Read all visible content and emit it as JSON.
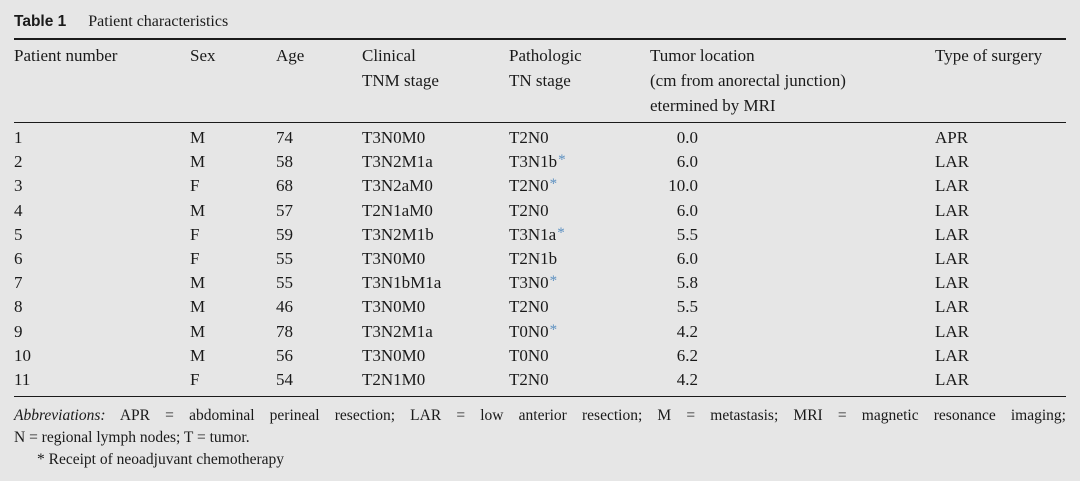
{
  "table": {
    "label": "Table 1",
    "title": "Patient characteristics",
    "headers": [
      "Patient number",
      "Sex",
      "Age",
      "Clinical\nTNM stage",
      "Pathologic\nTN stage",
      "Tumor location\n(cm from anorectal junction)\netermined by MRI",
      "Type of surgery"
    ],
    "rows": [
      {
        "number": "1",
        "sex": "M",
        "age": "74",
        "clinical": "T3N0M0",
        "pathologic": "T2N0",
        "neoadjuvant": false,
        "location": "0.0",
        "surgery": "APR"
      },
      {
        "number": "2",
        "sex": "M",
        "age": "58",
        "clinical": "T3N2M1a",
        "pathologic": "T3N1b",
        "neoadjuvant": true,
        "location": "6.0",
        "surgery": "LAR"
      },
      {
        "number": "3",
        "sex": "F",
        "age": "68",
        "clinical": "T3N2aM0",
        "pathologic": "T2N0",
        "neoadjuvant": true,
        "location": "10.0",
        "surgery": "LAR"
      },
      {
        "number": "4",
        "sex": "M",
        "age": "57",
        "clinical": "T2N1aM0",
        "pathologic": "T2N0",
        "neoadjuvant": false,
        "location": "6.0",
        "surgery": "LAR"
      },
      {
        "number": "5",
        "sex": "F",
        "age": "59",
        "clinical": "T3N2M1b",
        "pathologic": "T3N1a",
        "neoadjuvant": true,
        "location": "5.5",
        "surgery": "LAR"
      },
      {
        "number": "6",
        "sex": "F",
        "age": "55",
        "clinical": "T3N0M0",
        "pathologic": "T2N1b",
        "neoadjuvant": false,
        "location": "6.0",
        "surgery": "LAR"
      },
      {
        "number": "7",
        "sex": "M",
        "age": "55",
        "clinical": "T3N1bM1a",
        "pathologic": "T3N0",
        "neoadjuvant": true,
        "location": "5.8",
        "surgery": "LAR"
      },
      {
        "number": "8",
        "sex": "M",
        "age": "46",
        "clinical": "T3N0M0",
        "pathologic": "T2N0",
        "neoadjuvant": false,
        "location": "5.5",
        "surgery": "LAR"
      },
      {
        "number": "9",
        "sex": "M",
        "age": "78",
        "clinical": "T3N2M1a",
        "pathologic": "T0N0",
        "neoadjuvant": true,
        "location": "4.2",
        "surgery": "LAR"
      },
      {
        "number": "10",
        "sex": "M",
        "age": "56",
        "clinical": "T3N0M0",
        "pathologic": "T0N0",
        "neoadjuvant": false,
        "location": "6.2",
        "surgery": "LAR"
      },
      {
        "number": "11",
        "sex": "F",
        "age": "54",
        "clinical": "T2N1M0",
        "pathologic": "T2N0",
        "neoadjuvant": false,
        "location": "4.2",
        "surgery": "LAR"
      }
    ],
    "star_symbol": "*",
    "star_color": "#5b8fc0"
  },
  "footnotes": {
    "abbreviations_label": "Abbreviations:",
    "abbreviations_line1": "APR = abdominal perineal resection; LAR = low anterior resection; M = metastasis; MRI = magnetic resonance imaging;",
    "abbreviations_line2": "N = regional lymph nodes; T = tumor.",
    "star_note": "* Receipt of neoadjuvant chemotherapy"
  }
}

**Task**:
Check each line above for the string "Patient" and return those that contain it.

**Response area**:
    "title": "Patient characteristics",
      "Patient number",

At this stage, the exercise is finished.